**To be done**
Select every line holding the word "this" and copy it.

**Saved data entries**
-- Begin --
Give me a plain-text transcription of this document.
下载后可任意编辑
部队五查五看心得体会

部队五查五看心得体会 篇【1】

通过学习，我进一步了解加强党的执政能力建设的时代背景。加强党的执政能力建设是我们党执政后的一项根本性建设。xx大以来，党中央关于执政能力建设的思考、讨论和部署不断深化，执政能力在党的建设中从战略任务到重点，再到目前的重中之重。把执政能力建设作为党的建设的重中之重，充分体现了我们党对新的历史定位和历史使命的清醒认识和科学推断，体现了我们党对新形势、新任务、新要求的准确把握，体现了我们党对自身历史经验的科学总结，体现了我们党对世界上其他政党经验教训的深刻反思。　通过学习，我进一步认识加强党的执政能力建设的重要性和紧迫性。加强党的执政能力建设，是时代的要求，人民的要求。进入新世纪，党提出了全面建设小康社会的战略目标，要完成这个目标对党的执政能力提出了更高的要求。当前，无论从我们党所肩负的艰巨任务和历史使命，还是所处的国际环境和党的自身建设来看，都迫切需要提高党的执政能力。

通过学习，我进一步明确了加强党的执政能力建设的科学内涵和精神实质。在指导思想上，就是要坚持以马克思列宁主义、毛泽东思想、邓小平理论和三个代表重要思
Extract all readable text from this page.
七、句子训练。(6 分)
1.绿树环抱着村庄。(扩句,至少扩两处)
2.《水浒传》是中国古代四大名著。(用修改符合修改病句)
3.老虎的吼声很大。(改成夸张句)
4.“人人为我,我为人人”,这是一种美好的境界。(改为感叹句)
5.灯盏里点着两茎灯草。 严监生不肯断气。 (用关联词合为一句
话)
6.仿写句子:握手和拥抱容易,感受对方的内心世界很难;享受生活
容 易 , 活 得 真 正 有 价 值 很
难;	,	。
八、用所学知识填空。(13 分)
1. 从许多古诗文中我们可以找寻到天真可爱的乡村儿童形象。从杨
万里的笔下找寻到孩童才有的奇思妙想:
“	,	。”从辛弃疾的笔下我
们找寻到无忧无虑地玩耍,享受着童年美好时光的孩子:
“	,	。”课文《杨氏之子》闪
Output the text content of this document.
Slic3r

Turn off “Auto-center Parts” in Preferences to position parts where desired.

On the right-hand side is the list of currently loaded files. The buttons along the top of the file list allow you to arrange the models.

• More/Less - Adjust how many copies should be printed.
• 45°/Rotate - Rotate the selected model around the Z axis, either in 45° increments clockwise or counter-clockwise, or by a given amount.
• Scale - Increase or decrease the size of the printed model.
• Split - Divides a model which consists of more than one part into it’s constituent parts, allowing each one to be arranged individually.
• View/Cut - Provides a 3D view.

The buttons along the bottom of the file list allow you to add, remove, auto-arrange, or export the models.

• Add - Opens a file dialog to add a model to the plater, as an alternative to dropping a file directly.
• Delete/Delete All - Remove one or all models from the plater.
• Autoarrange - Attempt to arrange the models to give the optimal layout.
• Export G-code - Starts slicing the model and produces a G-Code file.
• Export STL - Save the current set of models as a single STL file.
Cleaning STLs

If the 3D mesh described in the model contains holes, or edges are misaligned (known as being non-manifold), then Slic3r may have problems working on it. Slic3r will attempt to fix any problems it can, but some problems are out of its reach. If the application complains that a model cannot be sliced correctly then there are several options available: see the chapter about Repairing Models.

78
-- End --
**Correct result**
Give me a plain-text transcription of this document.
Extract all readable text from this page.
Output the text content of this document.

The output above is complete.